[Stored data]
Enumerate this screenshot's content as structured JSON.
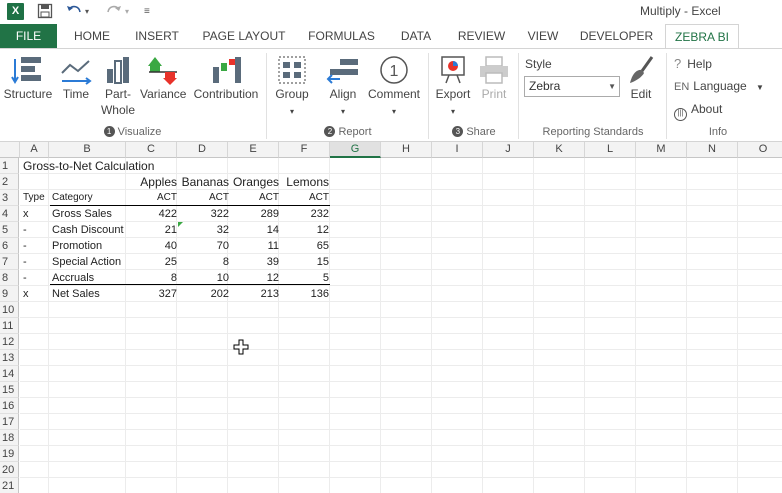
{
  "window": {
    "title": "Multiply - Excel",
    "logo": "X"
  },
  "quick_access": {
    "save_icon": "save-icon",
    "undo_icon": "undo-icon",
    "redo_icon": "redo-icon",
    "customize_icon": "customize-icon"
  },
  "tabs": [
    {
      "label": "FILE"
    },
    {
      "label": "HOME"
    },
    {
      "label": "INSERT"
    },
    {
      "label": "PAGE LAYOUT"
    },
    {
      "label": "FORMULAS"
    },
    {
      "label": "DATA"
    },
    {
      "label": "REVIEW"
    },
    {
      "label": "VIEW"
    },
    {
      "label": "DEVELOPER"
    },
    {
      "label": "ZEBRA BI"
    }
  ],
  "ribbon": {
    "visualize": {
      "structure": "Structure",
      "time": "Time",
      "part": "Part-",
      "whole": "Whole",
      "variance": "Variance",
      "contribution": "Contribution",
      "group_num": "1",
      "group_label": "Visualize"
    },
    "report": {
      "group": "Group",
      "align": "Align",
      "comment": "Comment",
      "group_num": "2",
      "group_label": "Report"
    },
    "share": {
      "export": "Export",
      "print": "Print",
      "group_num": "3",
      "group_label": "Share"
    },
    "reporting_standards": {
      "style_label": "Style",
      "style_value": "Zebra",
      "edit": "Edit",
      "group_label": "Reporting Standards"
    },
    "info": {
      "help": "Help",
      "language_prefix": "EN",
      "language": "Language",
      "about": "About",
      "group_label": "Info"
    }
  },
  "sheet": {
    "columns": [
      "A",
      "B",
      "C",
      "D",
      "E",
      "F",
      "G",
      "H",
      "I",
      "J",
      "K",
      "L",
      "M",
      "N",
      "O"
    ],
    "selected_column": "G",
    "rows": [
      "1",
      "2",
      "3",
      "4",
      "5",
      "6",
      "7",
      "8",
      "9",
      "10",
      "11",
      "12",
      "13",
      "14",
      "15",
      "16",
      "17",
      "18",
      "19",
      "20",
      "21"
    ],
    "title": "Gross-to-Net Calculation",
    "products": [
      "Apples",
      "Bananas",
      "Oranges",
      "Lemons"
    ],
    "header_type": "Type",
    "header_category": "Category",
    "scenario": [
      "ACT",
      "ACT",
      "ACT",
      "ACT"
    ],
    "data": [
      {
        "type": "x",
        "category": "Gross Sales",
        "values": [
          "422",
          "322",
          "289",
          "232"
        ]
      },
      {
        "type": "-",
        "category": "Cash Discount",
        "values": [
          "21",
          "32",
          "14",
          "12"
        ]
      },
      {
        "type": "-",
        "category": "Promotion",
        "values": [
          "40",
          "70",
          "11",
          "65"
        ]
      },
      {
        "type": "-",
        "category": "Special Action",
        "values": [
          "25",
          "8",
          "39",
          "15"
        ]
      },
      {
        "type": "-",
        "category": "Accruals",
        "values": [
          "8",
          "10",
          "12",
          "5"
        ]
      },
      {
        "type": "x",
        "category": "Net Sales",
        "values": [
          "327",
          "202",
          "213",
          "136"
        ]
      }
    ]
  },
  "colors": {
    "excel_green": "#217346",
    "variance_red": "#e8322a",
    "variance_green": "#3aa843"
  }
}
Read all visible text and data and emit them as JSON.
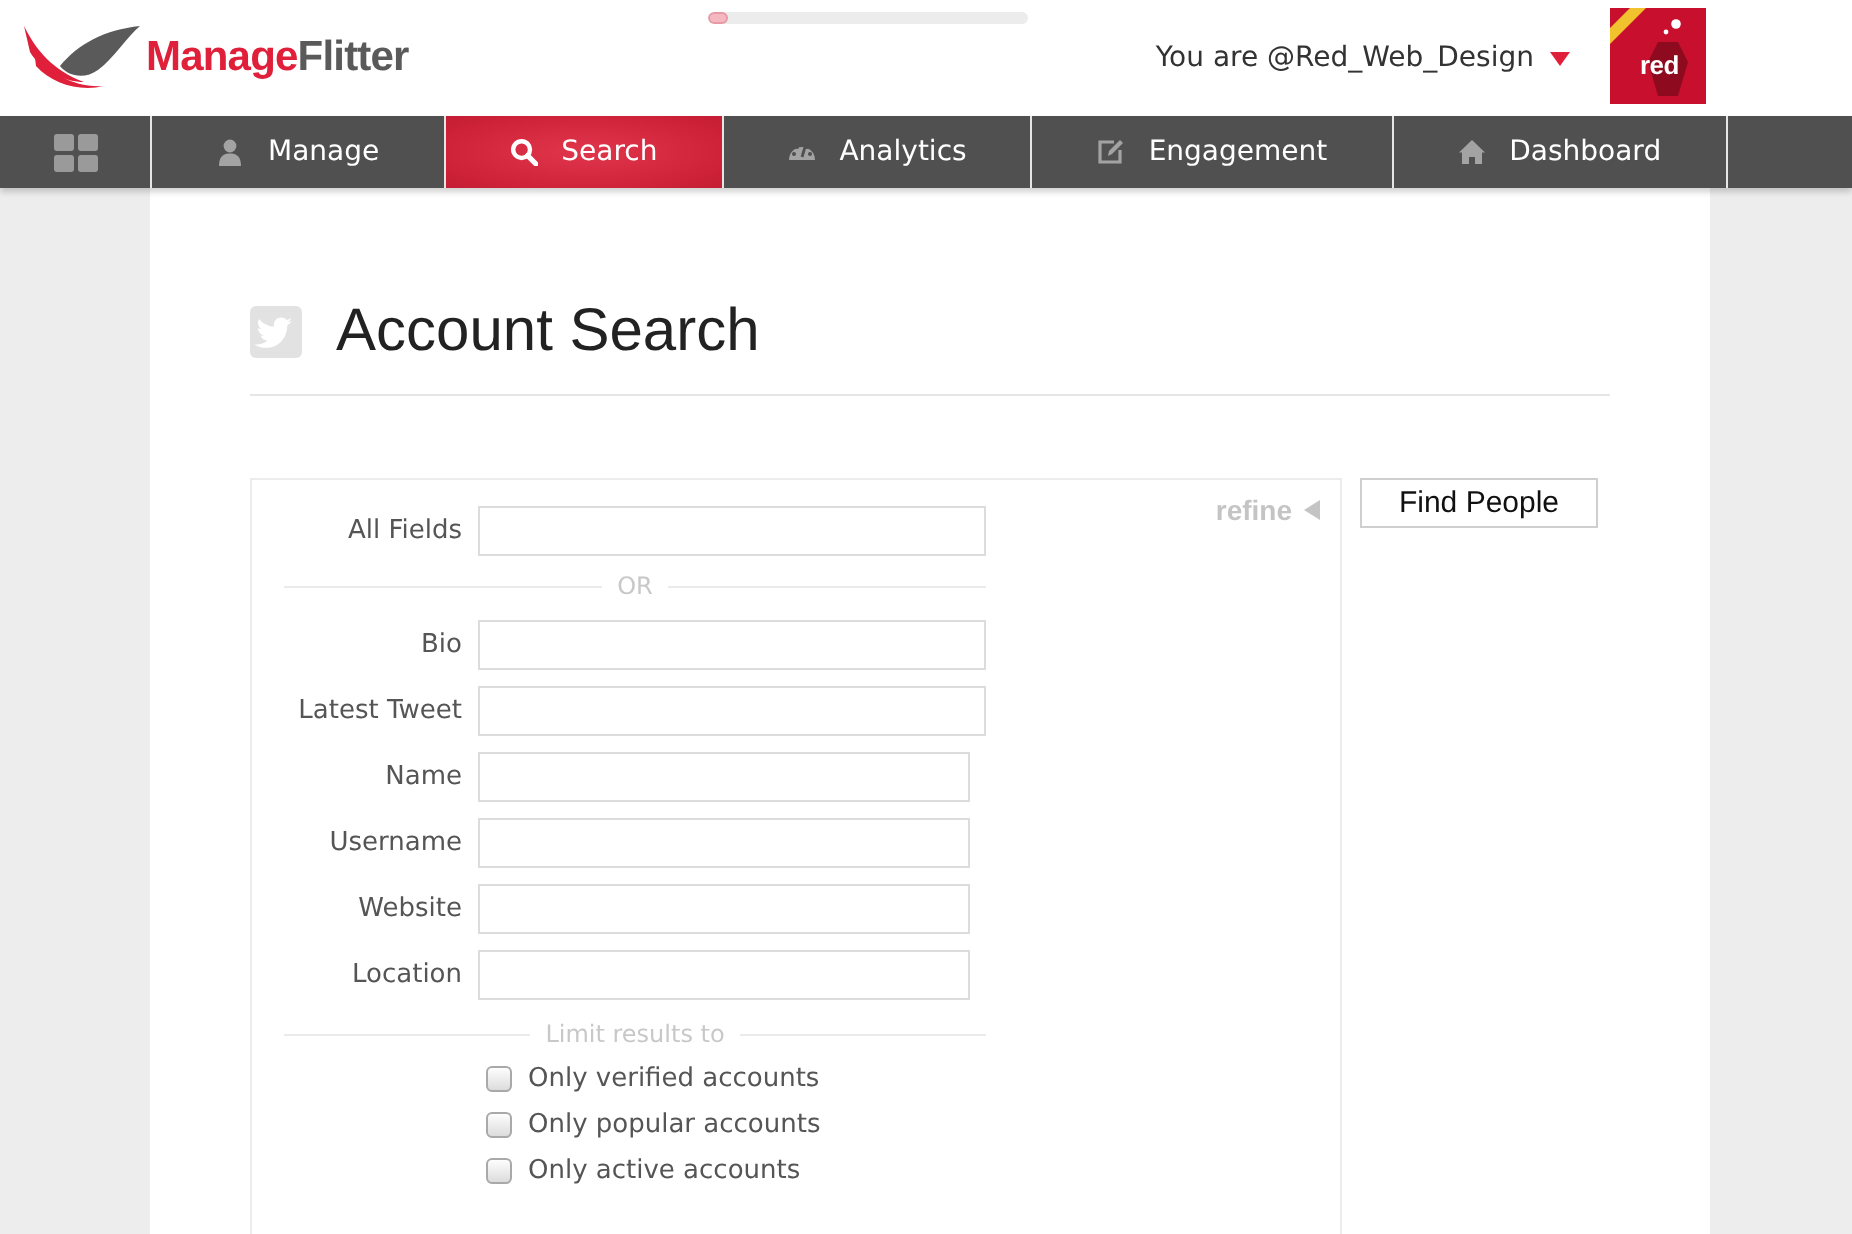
{
  "header": {
    "logo": {
      "parts": [
        {
          "text": "Manage",
          "color": "#e0203a"
        },
        {
          "text": "Flitter",
          "color": "#5a5a5a"
        }
      ]
    },
    "loading_bar": {
      "level": 0.06
    },
    "user": {
      "text": "You are @Red_Web_Design"
    },
    "avatar": {
      "text": "red"
    }
  },
  "nav": {
    "items": [
      {
        "label": "Manage",
        "selected": false
      },
      {
        "label": "Search",
        "selected": true
      },
      {
        "label": "Analytics",
        "selected": false
      },
      {
        "label": "Engagement",
        "selected": false
      },
      {
        "label": "Dashboard",
        "selected": false
      }
    ]
  },
  "page": {
    "title": "Account Search"
  },
  "search_form": {
    "refine": "refine",
    "all_fields": {
      "label": "All Fields"
    },
    "or_divider": "OR",
    "fields": [
      {
        "label": "Bio"
      },
      {
        "label": "Latest Tweet"
      },
      {
        "label": "Name"
      },
      {
        "label": "Username"
      },
      {
        "label": "Website"
      },
      {
        "label": "Location"
      }
    ],
    "limit_divider": "Limit results to",
    "checkboxes": [
      {
        "label": "Only verified accounts",
        "checked": false
      },
      {
        "label": "Only popular accounts",
        "checked": false
      },
      {
        "label": "Only active accounts",
        "checked": false
      }
    ]
  },
  "find_button": {
    "label": "Find People"
  }
}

** WHAT YOU NEED TO DO **
The records above are to be reproduced exactly; the pictures are to be left out.

** FINAL RESULT **
Enumerate this screenshot's content as structured JSON.
{
  "window": {
    "title": "Multiply - Excel",
    "logo": "X"
  },
  "quick_access": {
    "save_icon": "save-icon",
    "undo_icon": "undo-icon",
    "redo_icon": "redo-icon",
    "customize_icon": "customize-icon"
  },
  "tabs": [
    {
      "label": "FILE"
    },
    {
      "label": "HOME"
    },
    {
      "label": "INSERT"
    },
    {
      "label": "PAGE LAYOUT"
    },
    {
      "label": "FORMULAS"
    },
    {
      "label": "DATA"
    },
    {
      "label": "REVIEW"
    },
    {
      "label": "VIEW"
    },
    {
      "label": "DEVELOPER"
    },
    {
      "label": "ZEBRA BI"
    }
  ],
  "ribbon": {
    "visualize": {
      "structure": "Structure",
      "time": "Time",
      "part": "Part-",
      "whole": "Whole",
      "variance": "Variance",
      "contribution": "Contribution",
      "group_num": "1",
      "group_label": "Visualize"
    },
    "report": {
      "group": "Group",
      "align": "Align",
      "comment": "Comment",
      "group_num": "2",
      "group_label": "Report"
    },
    "share": {
      "export": "Export",
      "print": "Print",
      "group_num": "3",
      "group_label": "Share"
    },
    "reporting_standards": {
      "style_label": "Style",
      "style_value": "Zebra",
      "edit": "Edit",
      "group_label": "Reporting Standards"
    },
    "info": {
      "help": "Help",
      "language_prefix": "EN",
      "language": "Language",
      "about": "About",
      "group_label": "Info"
    }
  },
  "sheet": {
    "columns": [
      "A",
      "B",
      "C",
      "D",
      "E",
      "F",
      "G",
      "H",
      "I",
      "J",
      "K",
      "L",
      "M",
      "N",
      "O"
    ],
    "selected_column": "G",
    "rows": [
      "1",
      "2",
      "3",
      "4",
      "5",
      "6",
      "7",
      "8",
      "9",
      "10",
      "11",
      "12",
      "13",
      "14",
      "15",
      "16",
      "17",
      "18",
      "19",
      "20",
      "21"
    ],
    "title": "Gross-to-Net Calculation",
    "products": [
      "Apples",
      "Bananas",
      "Oranges",
      "Lemons"
    ],
    "header_type": "Type",
    "header_category": "Category",
    "scenario": [
      "ACT",
      "ACT",
      "ACT",
      "ACT"
    ],
    "data": [
      {
        "type": "x",
        "category": "Gross Sales",
        "values": [
          "422",
          "322",
          "289",
          "232"
        ]
      },
      {
        "type": "-",
        "category": "Cash Discount",
        "values": [
          "21",
          "32",
          "14",
          "12"
        ]
      },
      {
        "type": "-",
        "category": "Promotion",
        "values": [
          "40",
          "70",
          "11",
          "65"
        ]
      },
      {
        "type": "-",
        "category": "Special Action",
        "values": [
          "25",
          "8",
          "39",
          "15"
        ]
      },
      {
        "type": "-",
        "category": "Accruals",
        "values": [
          "8",
          "10",
          "12",
          "5"
        ]
      },
      {
        "type": "x",
        "category": "Net Sales",
        "values": [
          "327",
          "202",
          "213",
          "136"
        ]
      }
    ]
  },
  "colors": {
    "excel_green": "#217346",
    "variance_red": "#e8322a",
    "variance_green": "#3aa843"
  }
}
Read all visible text and data and emit them as JSON.
{
  "header": {
    "logo": {
      "parts": [
        {
          "text": "Manage",
          "color": "#e0203a"
        },
        {
          "text": "Flitter",
          "color": "#5a5a5a"
        }
      ]
    },
    "loading_bar": {
      "level": 0.06
    },
    "user": {
      "text": "You are @Red_Web_Design"
    },
    "avatar": {
      "text": "red"
    }
  },
  "nav": {
    "items": [
      {
        "label": "Manage",
        "selected": false
      },
      {
        "label": "Search",
        "selected": true
      },
      {
        "label": "Analytics",
        "selected": false
      },
      {
        "label": "Engagement",
        "selected": false
      },
      {
        "label": "Dashboard",
        "selected": false
      }
    ]
  },
  "page": {
    "title": "Account Search"
  },
  "search_form": {
    "refine": "refine",
    "all_fields": {
      "label": "All Fields"
    },
    "or_divider": "OR",
    "fields": [
      {
        "label": "Bio"
      },
      {
        "label": "Latest Tweet"
      },
      {
        "label": "Name"
      },
      {
        "label": "Username"
      },
      {
        "label": "Website"
      },
      {
        "label": "Location"
      }
    ],
    "limit_divider": "Limit results to",
    "checkboxes": [
      {
        "label": "Only verified accounts",
        "checked": false
      },
      {
        "label": "Only popular accounts",
        "checked": false
      },
      {
        "label": "Only active accounts",
        "checked": false
      }
    ]
  },
  "find_button": {
    "label": "Find People"
  }
}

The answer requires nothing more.